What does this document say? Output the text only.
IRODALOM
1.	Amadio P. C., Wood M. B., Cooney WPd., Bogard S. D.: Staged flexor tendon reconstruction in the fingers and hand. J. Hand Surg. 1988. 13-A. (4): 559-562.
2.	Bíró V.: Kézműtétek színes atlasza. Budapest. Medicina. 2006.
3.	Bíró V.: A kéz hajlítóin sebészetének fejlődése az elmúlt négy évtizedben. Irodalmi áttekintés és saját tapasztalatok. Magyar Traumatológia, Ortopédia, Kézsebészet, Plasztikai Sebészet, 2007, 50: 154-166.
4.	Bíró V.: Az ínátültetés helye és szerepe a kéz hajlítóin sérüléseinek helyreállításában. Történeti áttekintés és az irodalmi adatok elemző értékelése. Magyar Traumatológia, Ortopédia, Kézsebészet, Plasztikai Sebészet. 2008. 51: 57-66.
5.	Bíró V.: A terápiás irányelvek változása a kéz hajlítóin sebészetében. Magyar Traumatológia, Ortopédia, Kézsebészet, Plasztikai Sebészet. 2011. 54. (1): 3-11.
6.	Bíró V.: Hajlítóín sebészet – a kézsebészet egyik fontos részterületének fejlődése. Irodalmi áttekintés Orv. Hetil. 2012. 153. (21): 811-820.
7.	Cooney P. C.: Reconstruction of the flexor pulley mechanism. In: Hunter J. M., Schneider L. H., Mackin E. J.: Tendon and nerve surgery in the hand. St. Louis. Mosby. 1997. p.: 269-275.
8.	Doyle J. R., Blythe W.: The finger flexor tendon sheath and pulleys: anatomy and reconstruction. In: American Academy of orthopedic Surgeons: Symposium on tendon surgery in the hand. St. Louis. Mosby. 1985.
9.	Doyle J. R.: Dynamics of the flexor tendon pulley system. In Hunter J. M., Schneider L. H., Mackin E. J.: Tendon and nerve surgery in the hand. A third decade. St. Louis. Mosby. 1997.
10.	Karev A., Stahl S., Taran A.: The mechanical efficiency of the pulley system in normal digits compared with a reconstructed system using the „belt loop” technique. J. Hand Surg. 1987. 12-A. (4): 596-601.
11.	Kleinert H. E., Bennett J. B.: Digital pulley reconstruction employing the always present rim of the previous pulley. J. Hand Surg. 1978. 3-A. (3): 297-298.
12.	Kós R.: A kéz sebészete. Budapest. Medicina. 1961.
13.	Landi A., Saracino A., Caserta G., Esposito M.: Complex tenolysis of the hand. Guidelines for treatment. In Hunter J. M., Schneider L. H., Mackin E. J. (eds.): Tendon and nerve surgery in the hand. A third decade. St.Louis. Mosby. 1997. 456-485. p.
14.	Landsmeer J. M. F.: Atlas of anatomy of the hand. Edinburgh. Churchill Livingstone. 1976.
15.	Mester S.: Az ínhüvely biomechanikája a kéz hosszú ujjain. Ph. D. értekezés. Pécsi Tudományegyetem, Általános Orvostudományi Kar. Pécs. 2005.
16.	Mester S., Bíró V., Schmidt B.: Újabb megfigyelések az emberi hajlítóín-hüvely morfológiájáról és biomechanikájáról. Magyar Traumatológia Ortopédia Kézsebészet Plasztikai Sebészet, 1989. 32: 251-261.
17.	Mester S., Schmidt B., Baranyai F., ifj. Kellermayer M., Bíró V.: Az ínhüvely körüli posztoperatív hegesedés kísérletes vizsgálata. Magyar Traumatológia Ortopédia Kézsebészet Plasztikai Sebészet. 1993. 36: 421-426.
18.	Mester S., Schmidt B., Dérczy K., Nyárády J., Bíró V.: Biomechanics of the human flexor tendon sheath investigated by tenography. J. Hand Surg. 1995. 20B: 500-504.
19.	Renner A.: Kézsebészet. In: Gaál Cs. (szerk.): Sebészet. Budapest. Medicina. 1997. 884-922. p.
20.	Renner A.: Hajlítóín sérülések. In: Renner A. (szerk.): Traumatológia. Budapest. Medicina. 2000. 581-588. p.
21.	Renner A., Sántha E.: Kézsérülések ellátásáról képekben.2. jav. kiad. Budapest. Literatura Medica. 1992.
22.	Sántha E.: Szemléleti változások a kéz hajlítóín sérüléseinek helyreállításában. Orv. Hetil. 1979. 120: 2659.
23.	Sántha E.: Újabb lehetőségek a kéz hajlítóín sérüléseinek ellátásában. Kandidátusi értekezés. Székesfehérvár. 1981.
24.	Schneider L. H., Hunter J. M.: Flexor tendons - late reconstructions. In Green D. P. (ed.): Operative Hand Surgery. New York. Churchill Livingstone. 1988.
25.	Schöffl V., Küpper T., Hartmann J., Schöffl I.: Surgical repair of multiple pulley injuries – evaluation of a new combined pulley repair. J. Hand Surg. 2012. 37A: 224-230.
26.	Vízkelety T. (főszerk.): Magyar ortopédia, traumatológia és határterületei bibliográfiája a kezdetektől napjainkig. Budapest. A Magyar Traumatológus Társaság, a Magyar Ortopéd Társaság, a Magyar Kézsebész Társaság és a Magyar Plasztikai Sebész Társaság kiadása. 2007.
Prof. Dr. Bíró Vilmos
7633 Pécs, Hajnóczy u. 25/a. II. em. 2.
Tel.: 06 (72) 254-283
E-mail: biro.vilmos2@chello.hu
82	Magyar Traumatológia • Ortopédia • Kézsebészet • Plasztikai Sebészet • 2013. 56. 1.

Problem statement: Extract every record and return it verbatim.

Solution to this task:
What does this document say? Output the text only.
IRODALOM
1.	Amadio P. C., Wood M. B., Cooney WPd., Bogard S. D.: Staged flexor tendon reconstruction in the fingers and hand. J. Hand Surg. 1988. 13-A. (4): 559-562.
2.	Bíró V.: Kézműtétek színes atlasza. Budapest. Medicina. 2006.
3.	Bíró V.: A kéz hajlítóin sebészetének fejlődése az elmúlt négy évtizedben. Irodalmi áttekintés és saját tapasztalatok. Magyar Traumatológia, Ortopédia, Kézsebészet, Plasztikai Sebészet, 2007, 50: 154-166.
4.	Bíró V.: Az ínátültetés helye és szerepe a kéz hajlítóin sérüléseinek helyreállításában. Történeti áttekintés és az irodalmi adatok elemző értékelése. Magyar Traumatológia, Ortopédia, Kézsebészet, Plasztikai Sebészet. 2008. 51: 57-66.
5.	Bíró V.: A terápiás irányelvek változása a kéz hajlítóin sebészetében. Magyar Traumatológia, Ortopédia, Kézsebészet, Plasztikai Sebészet. 2011. 54. (1): 3-11.
6.	Bíró V.: Hajlítóín sebészet – a kézsebészet egyik fontos részterületének fejlődése. Irodalmi áttekintés Orv. Hetil. 2012. 153. (21): 811-820.
7.	Cooney P. C.: Reconstruction of the flexor pulley mechanism. In: Hunter J. M., Schneider L. H., Mackin E. J.: Tendon and nerve surgery in the hand. St. Louis. Mosby. 1997. p.: 269-275.
8.	Doyle J. R., Blythe W.: The finger flexor tendon sheath and pulleys: anatomy and reconstruction. In: American Academy of orthopedic Surgeons: Symposium on tendon surgery in the hand. St. Louis. Mosby. 1985.
9.	Doyle J. R.: Dynamics of the flexor tendon pulley system. In Hunter J. M., Schneider L. H., Mackin E. J.: Tendon and nerve surgery in the hand. A third decade. St. Louis. Mosby. 1997.
10.	Karev A., Stahl S., Taran A.: The mechanical efficiency of the pulley system in normal digits compared with a reconstructed system using the „belt loop” technique. J. Hand Surg. 1987. 12-A. (4): 596-601.
11.	Kleinert H. E., Bennett J. B.: Digital pulley reconstruction employing the always present rim of the previous pulley. J. Hand Surg. 1978. 3-A. (3): 297-298.
12.	Kós R.: A kéz sebészete. Budapest. Medicina. 1961.
13.	Landi A., Saracino A., Caserta G., Esposito M.: Complex tenolysis of the hand. Guidelines for treatment. In Hunter J. M., Schneider L. H., Mackin E. J. (eds.): Tendon and nerve surgery in the hand. A third decade. St.Louis. Mosby. 1997. 456-485. p.
14.	Landsmeer J. M. F.: Atlas of anatomy of the hand. Edinburgh. Churchill Livingstone. 1976.
15.	Mester S.: Az ínhüvely biomechanikája a kéz hosszú ujjain. Ph. D. értekezés. Pécsi Tudományegyetem, Általános Orvostudományi Kar. Pécs. 2005.
16.	Mester S., Bíró V., Schmidt B.: Újabb megfigyelések az emberi hajlítóín-hüvely morfológiájáról és biomechanikájáról. Magyar Traumatológia Ortopédia Kézsebészet Plasztikai Sebészet, 1989. 32: 251-261.
17.	Mester S., Schmidt B., Baranyai F., ifj. Kellermayer M., Bíró V.: Az ínhüvely körüli posztoperatív hegesedés kísérletes vizsgálata. Magyar Traumatológia Ortopédia Kézsebészet Plasztikai Sebészet. 1993. 36: 421-426.
18.	Mester S., Schmidt B., Dérczy K., Nyárády J., Bíró V.: Biomechanics of the human flexor tendon sheath investigated by tenography. J. Hand Surg. 1995. 20B: 500-504.
19.	Renner A.: Kézsebészet. In: Gaál Cs. (szerk.): Sebészet. Budapest. Medicina. 1997. 884-922. p.
20.	Renner A.: Hajlítóín sérülések. In: Renner A. (szerk.): Traumatológia. Budapest. Medicina. 2000. 581-588. p.
21.	Renner A., Sántha E.: Kézsérülések ellátásáról képekben.2. jav. kiad. Budapest. Literatura Medica. 1992.
22.	Sántha E.: Szemléleti változások a kéz hajlítóín sérüléseinek helyreállításában. Orv. Hetil. 1979. 120: 2659.
23.	Sántha E.: Újabb lehetőségek a kéz hajlítóín sérüléseinek ellátásában. Kandidátusi értekezés. Székesfehérvár. 1981.
24.	Schneider L. H., Hunter J. M.: Flexor tendons - late reconstructions. In Green D. P. (ed.): Operative Hand Surgery. New York. Churchill Livingstone. 1988.
25.	Schöffl V., Küpper T., Hartmann J., Schöffl I.: Surgical repair of multiple pulley injuries – evaluation of a new combined pulley repair. J. Hand Surg. 2012. 37A: 224-230.
26.	Vízkelety T. (főszerk.): Magyar ortopédia, traumatológia és határterületei bibliográfiája a kezdetektől napjainkig. Budapest. A Magyar Traumatológus Társaság, a Magyar Ortopéd Társaság, a Magyar Kézsebész Társaság és a Magyar Plasztikai Sebész Társaság kiadása. 2007.
Prof. Dr. Bíró Vilmos
7633 Pécs, Hajnóczy u. 25/a. II. em. 2.
Tel.: 06 (72) 254-283
E-mail: biro.vilmos2@chello.hu
82	Magyar Traumatológia • Ortopédia • Kézsebészet • Plasztikai Sebészet • 2013. 56. 1.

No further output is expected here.